Task prompt: Return the listing word for word, as given.

Rows from a dataset:
[BEGIN]

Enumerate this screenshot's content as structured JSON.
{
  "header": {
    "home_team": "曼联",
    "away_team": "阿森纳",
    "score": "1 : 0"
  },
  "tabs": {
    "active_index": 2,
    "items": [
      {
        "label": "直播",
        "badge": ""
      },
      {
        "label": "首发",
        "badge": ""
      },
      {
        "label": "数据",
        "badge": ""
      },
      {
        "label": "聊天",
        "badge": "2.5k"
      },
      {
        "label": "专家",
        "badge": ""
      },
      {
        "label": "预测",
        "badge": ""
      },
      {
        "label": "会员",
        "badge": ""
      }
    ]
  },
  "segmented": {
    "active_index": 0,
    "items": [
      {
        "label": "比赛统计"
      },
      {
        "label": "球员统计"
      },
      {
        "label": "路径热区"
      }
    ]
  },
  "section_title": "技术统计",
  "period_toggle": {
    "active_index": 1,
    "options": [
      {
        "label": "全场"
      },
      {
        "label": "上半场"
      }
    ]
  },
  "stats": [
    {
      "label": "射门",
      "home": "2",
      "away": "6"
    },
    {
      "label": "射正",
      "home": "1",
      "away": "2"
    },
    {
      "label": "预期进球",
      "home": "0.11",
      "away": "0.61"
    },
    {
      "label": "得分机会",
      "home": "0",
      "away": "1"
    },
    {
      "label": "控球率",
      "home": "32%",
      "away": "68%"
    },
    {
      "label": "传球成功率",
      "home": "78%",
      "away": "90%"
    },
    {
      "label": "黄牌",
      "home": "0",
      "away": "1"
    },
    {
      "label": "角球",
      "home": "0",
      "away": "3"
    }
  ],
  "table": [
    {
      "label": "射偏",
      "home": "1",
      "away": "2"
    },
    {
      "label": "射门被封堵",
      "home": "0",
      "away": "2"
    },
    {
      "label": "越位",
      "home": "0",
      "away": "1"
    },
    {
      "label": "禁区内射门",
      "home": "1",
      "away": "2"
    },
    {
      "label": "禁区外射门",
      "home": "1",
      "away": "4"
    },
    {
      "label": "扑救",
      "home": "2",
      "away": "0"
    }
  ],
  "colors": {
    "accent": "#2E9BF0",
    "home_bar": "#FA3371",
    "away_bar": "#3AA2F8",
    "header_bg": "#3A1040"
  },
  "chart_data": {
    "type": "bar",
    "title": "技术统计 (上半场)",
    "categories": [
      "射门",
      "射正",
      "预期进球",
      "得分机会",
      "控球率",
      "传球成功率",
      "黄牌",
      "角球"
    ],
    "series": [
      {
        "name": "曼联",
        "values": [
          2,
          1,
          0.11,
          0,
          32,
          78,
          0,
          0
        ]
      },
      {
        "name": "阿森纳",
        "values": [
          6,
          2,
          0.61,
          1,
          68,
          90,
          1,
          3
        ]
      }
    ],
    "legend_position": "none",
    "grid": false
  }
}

[END]

Worked answer:
Enumerate this screenshot's content as structured JSON.
{
  "header": {
    "home_team": "曼联",
    "away_team": "阿森纳",
    "score": "1 : 0"
  },
  "tabs": {
    "active_index": 2,
    "items": [
      {
        "label": "直播",
        "badge": ""
      },
      {
        "label": "首发",
        "badge": ""
      },
      {
        "label": "数据",
        "badge": ""
      },
      {
        "label": "聊天",
        "badge": "2.5k"
      },
      {
        "label": "专家",
        "badge": ""
      },
      {
        "label": "预测",
        "badge": ""
      },
      {
        "label": "会员",
        "badge": ""
      }
    ]
  },
  "segmented": {
    "active_index": 0,
    "items": [
      {
        "label": "比赛统计"
      },
      {
        "label": "球员统计"
      },
      {
        "label": "路径热区"
      }
    ]
  },
  "section_title": "技术统计",
  "period_toggle": {
    "active_index": 1,
    "options": [
      {
        "label": "全场"
      },
      {
        "label": "上半场"
      }
    ]
  },
  "stats": [
    {
      "label": "射门",
      "home": "2",
      "away": "6"
    },
    {
      "label": "射正",
      "home": "1",
      "away": "2"
    },
    {
      "label": "预期进球",
      "home": "0.11",
      "away": "0.61"
    },
    {
      "label": "得分机会",
      "home": "0",
      "away": "1"
    },
    {
      "label": "控球率",
      "home": "32%",
      "away": "68%"
    },
    {
      "label": "传球成功率",
      "home": "78%",
      "away": "90%"
    },
    {
      "label": "黄牌",
      "home": "0",
      "away": "1"
    },
    {
      "label": "角球",
      "home": "0",
      "away": "3"
    }
  ],
  "table": [
    {
      "label": "射偏",
      "home": "1",
      "away": "2"
    },
    {
      "label": "射门被封堵",
      "home": "0",
      "away": "2"
    },
    {
      "label": "越位",
      "home": "0",
      "away": "1"
    },
    {
      "label": "禁区内射门",
      "home": "1",
      "away": "2"
    },
    {
      "label": "禁区外射门",
      "home": "1",
      "away": "4"
    },
    {
      "label": "扑救",
      "home": "2",
      "away": "0"
    }
  ],
  "colors": {
    "accent": "#2E9BF0",
    "home_bar": "#FA3371",
    "away_bar": "#3AA2F8",
    "header_bg": "#3A1040"
  },
  "chart_data": {
    "type": "bar",
    "title": "技术统计 (上半场)",
    "categories": [
      "射门",
      "射正",
      "预期进球",
      "得分机会",
      "控球率",
      "传球成功率",
      "黄牌",
      "角球"
    ],
    "series": [
      {
        "name": "曼联",
        "values": [
          2,
          1,
          0.11,
          0,
          32,
          78,
          0,
          0
        ]
      },
      {
        "name": "阿森纳",
        "values": [
          6,
          2,
          0.61,
          1,
          68,
          90,
          1,
          3
        ]
      }
    ],
    "legend_position": "none",
    "grid": false
  }
}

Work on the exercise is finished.